Filter the records below for the word "Ocean". Copy each line that holds it.

-- start of Data supplied --

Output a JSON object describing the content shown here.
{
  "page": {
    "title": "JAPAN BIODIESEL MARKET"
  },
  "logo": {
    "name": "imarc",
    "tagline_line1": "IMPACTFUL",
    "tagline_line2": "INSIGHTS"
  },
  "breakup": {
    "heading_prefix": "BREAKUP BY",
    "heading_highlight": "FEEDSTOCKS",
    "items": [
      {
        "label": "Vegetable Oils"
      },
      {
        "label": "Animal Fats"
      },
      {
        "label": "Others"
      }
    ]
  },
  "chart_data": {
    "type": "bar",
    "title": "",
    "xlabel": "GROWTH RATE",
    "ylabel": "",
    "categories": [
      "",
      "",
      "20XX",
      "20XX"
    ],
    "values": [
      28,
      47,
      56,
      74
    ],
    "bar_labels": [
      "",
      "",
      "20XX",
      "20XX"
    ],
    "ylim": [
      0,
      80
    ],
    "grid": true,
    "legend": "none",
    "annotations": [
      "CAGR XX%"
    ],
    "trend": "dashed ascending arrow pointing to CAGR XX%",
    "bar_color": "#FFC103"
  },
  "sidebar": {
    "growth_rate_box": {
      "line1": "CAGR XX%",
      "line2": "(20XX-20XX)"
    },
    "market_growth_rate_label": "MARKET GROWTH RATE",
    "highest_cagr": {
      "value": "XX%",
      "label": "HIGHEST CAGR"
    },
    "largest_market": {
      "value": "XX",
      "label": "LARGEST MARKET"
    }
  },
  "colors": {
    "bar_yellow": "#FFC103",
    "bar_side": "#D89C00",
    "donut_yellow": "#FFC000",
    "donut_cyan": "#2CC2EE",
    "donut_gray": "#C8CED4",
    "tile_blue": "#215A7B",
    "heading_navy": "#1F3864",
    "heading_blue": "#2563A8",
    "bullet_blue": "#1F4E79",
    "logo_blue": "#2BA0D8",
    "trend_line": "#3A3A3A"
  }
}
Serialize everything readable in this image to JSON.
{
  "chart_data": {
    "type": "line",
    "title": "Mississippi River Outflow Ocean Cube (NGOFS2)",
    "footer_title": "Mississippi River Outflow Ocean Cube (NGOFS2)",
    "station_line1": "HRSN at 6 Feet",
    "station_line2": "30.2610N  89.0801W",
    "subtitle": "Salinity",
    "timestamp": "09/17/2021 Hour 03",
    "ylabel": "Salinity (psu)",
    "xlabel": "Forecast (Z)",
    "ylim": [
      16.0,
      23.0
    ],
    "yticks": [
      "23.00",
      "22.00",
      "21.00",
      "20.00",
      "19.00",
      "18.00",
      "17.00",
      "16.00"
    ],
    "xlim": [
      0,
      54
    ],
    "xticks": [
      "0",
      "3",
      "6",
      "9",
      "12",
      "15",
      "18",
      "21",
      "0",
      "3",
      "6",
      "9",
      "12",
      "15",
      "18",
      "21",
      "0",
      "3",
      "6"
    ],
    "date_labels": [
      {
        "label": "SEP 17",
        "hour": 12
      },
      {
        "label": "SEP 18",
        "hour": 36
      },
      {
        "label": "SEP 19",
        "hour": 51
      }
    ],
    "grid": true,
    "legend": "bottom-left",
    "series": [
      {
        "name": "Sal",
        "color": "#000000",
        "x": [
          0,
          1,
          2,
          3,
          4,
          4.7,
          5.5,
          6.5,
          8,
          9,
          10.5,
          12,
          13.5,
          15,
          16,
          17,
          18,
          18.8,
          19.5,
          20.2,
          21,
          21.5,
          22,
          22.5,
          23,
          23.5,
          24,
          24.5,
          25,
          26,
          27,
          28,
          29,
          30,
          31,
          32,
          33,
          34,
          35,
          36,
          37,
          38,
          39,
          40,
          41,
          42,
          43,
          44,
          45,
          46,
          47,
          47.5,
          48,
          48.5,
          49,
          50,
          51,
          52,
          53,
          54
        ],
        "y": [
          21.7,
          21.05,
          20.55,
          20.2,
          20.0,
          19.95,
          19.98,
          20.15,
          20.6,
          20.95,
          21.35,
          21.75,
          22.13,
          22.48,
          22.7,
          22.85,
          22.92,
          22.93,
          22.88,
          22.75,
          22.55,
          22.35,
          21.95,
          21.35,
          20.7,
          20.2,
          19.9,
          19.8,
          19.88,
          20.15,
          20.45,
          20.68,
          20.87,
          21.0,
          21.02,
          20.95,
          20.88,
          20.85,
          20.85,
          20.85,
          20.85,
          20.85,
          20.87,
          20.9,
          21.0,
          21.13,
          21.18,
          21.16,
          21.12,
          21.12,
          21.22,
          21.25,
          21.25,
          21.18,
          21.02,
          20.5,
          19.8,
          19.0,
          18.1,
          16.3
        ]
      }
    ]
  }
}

-- end of Data supplied --

Answer to this task:
    "title": "Mississippi River Outflow Ocean Cube (NGOFS2)",
    "footer_title": "Mississippi River Outflow Ocean Cube (NGOFS2)",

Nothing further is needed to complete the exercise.